**Short exercise**
Find all lines in the records that include the word "text", and copy them out.

**Records for this exercise**

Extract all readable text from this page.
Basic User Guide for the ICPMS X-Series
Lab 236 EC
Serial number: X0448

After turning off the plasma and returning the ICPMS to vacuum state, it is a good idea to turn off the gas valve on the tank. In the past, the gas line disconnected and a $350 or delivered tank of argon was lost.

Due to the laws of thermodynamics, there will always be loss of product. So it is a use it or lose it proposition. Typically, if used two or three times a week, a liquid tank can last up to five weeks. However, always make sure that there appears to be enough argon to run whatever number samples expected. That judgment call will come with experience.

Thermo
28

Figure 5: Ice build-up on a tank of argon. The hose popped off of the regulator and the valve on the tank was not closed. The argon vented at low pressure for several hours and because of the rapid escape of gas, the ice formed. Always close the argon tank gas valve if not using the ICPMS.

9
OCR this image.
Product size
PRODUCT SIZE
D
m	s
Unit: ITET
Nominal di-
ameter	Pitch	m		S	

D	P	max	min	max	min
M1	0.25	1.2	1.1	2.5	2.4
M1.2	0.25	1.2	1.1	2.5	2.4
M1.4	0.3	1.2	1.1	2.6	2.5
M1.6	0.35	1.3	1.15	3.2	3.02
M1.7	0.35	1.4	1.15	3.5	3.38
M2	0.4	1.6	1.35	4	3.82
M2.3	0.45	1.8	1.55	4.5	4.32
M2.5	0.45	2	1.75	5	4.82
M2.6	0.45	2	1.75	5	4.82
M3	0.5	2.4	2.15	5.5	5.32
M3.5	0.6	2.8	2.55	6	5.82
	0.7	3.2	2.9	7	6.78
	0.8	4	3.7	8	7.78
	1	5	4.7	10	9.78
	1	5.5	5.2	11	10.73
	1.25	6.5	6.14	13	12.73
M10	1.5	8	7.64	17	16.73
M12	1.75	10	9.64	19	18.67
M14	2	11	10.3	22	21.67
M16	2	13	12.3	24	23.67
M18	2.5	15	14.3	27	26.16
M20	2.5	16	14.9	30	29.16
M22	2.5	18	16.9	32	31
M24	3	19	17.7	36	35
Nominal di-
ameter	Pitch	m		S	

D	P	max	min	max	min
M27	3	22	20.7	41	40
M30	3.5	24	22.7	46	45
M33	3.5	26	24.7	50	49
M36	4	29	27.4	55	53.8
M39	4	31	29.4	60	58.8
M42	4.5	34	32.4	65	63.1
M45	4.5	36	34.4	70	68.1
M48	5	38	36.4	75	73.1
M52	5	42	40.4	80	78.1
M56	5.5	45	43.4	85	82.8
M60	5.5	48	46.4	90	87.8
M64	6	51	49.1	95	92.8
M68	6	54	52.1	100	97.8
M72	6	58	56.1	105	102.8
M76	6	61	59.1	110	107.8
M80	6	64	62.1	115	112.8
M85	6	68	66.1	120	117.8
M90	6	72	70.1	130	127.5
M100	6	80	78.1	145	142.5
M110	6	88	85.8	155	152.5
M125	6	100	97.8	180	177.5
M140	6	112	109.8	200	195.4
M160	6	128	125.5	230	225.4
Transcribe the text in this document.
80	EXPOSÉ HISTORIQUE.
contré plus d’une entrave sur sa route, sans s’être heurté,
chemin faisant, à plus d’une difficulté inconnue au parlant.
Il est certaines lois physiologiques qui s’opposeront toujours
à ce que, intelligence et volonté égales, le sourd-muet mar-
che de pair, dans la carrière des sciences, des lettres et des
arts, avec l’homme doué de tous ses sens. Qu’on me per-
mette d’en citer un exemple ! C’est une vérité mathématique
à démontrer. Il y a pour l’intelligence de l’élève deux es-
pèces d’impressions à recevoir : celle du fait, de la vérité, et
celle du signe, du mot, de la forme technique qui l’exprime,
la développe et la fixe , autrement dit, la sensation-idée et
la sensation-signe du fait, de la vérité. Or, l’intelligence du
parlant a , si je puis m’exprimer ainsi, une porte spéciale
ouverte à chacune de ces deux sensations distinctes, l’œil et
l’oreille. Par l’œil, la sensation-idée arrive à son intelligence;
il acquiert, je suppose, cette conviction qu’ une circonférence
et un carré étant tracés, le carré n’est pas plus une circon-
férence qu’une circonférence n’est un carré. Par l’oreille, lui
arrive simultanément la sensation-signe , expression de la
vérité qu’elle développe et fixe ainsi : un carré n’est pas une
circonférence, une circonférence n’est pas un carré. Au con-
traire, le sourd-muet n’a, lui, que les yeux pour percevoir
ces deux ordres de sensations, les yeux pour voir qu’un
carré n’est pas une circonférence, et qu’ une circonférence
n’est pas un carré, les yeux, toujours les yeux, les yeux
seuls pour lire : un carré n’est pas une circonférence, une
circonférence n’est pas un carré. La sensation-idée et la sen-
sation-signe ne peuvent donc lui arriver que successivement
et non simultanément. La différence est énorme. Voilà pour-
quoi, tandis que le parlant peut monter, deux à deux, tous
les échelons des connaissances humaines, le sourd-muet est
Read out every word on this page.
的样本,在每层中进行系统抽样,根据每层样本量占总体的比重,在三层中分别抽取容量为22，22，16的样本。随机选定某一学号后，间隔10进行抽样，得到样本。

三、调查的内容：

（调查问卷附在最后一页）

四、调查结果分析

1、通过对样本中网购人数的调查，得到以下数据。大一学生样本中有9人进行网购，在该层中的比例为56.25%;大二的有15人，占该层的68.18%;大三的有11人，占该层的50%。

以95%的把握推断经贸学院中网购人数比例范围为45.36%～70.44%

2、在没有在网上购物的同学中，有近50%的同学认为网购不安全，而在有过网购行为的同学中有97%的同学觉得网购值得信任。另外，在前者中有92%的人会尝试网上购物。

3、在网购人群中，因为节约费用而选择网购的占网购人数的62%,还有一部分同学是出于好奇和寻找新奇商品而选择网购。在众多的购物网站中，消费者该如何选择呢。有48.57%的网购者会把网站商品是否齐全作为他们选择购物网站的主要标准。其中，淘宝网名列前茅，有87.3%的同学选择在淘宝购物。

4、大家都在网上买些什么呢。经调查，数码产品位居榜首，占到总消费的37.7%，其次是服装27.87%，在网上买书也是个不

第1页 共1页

**Exercise solution**
Extract all readable text from this page.
Transcribe the text in this document.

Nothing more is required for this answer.